◆ **Given exercise**
Gather every line from the entries below that includes "https".

◆ **Data lines**
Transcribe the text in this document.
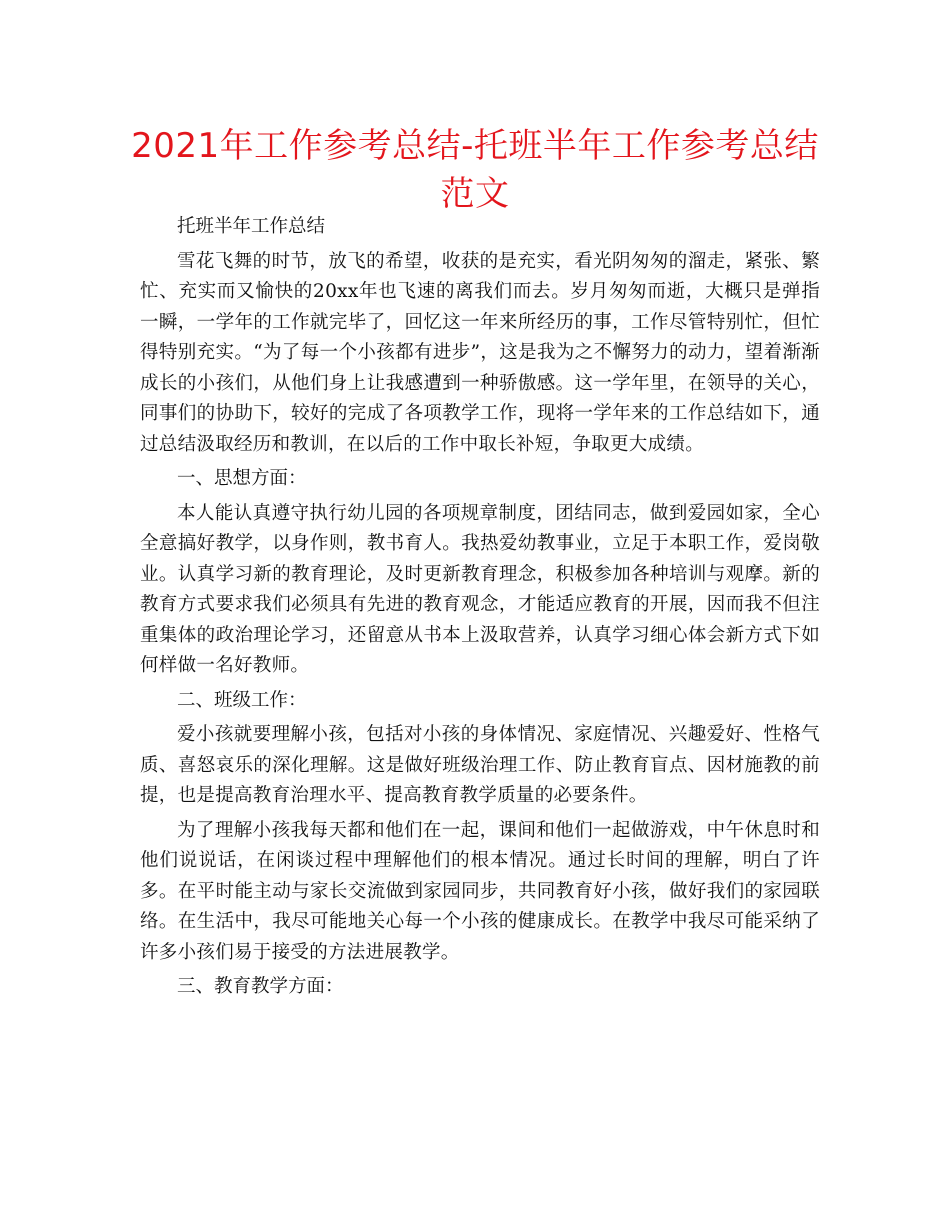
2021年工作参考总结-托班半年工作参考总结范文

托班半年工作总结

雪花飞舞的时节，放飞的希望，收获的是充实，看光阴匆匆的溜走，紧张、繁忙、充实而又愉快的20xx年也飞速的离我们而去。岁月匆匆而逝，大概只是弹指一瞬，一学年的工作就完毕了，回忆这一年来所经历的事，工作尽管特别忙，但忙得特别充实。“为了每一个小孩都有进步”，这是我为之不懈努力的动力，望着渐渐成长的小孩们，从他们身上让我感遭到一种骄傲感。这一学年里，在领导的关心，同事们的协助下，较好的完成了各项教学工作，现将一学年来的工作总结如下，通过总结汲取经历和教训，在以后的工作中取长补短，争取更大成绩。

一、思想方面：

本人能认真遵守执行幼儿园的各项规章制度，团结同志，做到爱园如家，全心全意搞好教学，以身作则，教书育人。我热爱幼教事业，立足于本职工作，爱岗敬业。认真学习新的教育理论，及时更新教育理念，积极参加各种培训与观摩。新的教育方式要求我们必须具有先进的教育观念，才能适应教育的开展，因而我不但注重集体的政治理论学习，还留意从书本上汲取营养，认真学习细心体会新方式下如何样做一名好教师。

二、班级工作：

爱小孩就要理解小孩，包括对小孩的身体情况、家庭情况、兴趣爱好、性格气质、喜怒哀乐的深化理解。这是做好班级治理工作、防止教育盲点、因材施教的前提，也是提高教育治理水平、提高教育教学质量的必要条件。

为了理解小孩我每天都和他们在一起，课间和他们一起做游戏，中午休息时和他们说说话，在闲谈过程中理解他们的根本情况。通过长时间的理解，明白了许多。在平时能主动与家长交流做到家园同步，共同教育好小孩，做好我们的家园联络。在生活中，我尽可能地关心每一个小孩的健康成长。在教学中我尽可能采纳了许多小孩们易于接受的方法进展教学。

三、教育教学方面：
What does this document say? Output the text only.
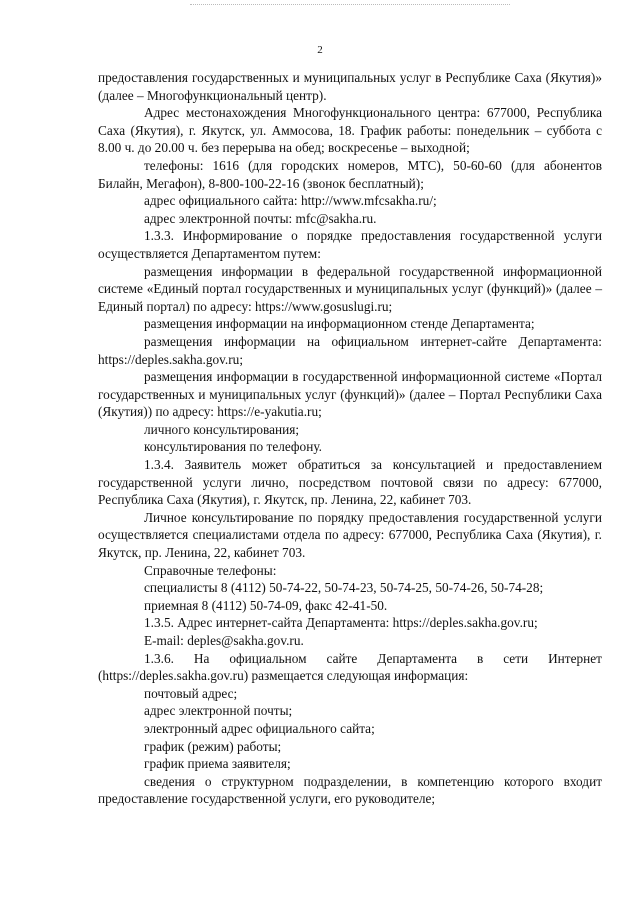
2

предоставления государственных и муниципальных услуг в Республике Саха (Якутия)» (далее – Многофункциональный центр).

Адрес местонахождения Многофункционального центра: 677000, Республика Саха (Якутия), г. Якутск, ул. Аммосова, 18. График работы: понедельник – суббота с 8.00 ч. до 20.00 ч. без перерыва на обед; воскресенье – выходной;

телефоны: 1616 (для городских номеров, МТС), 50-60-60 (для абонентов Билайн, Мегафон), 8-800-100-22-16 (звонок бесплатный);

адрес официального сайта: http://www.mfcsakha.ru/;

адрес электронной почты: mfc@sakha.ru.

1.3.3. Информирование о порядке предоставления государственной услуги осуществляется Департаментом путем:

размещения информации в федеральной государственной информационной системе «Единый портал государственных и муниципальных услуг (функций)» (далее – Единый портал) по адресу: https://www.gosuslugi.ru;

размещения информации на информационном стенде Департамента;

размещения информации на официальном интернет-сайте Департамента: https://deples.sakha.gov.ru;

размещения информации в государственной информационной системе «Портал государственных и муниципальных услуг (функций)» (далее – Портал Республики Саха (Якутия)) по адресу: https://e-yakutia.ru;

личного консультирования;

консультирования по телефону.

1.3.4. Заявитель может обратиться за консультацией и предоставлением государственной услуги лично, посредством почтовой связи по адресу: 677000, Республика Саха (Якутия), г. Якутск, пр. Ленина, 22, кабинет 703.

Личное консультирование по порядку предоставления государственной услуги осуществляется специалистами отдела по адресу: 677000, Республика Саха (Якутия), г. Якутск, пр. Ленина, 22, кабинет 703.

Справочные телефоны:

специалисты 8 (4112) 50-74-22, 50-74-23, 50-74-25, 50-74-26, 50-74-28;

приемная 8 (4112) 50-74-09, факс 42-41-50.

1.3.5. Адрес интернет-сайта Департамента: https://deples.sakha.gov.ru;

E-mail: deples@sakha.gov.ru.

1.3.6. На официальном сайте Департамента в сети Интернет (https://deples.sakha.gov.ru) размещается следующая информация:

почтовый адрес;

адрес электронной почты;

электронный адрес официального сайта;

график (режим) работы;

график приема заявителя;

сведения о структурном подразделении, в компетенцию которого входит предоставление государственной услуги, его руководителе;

◆ **Response to the task**
размещения информации в федеральной государственной информационной системе «Единый портал государственных и муниципальных услуг (функций)» (далее – Единый портал) по адресу: https://www.gosuslugi.ru;
размещения информации на официальном интернет-сайте Департамента: https://deples.sakha.gov.ru;
размещения информации в государственной информационной системе «Портал государственных и муниципальных услуг (функций)» (далее – Портал Республики Саха (Якутия)) по адресу: https://e-yakutia.ru;
1.3.5. Адрес интернет-сайта Департамента: https://deples.sakha.gov.ru;
1.3.6. На официальном сайте Департамента в сети Интернет (https://deples.sakha.gov.ru) размещается следующая информация:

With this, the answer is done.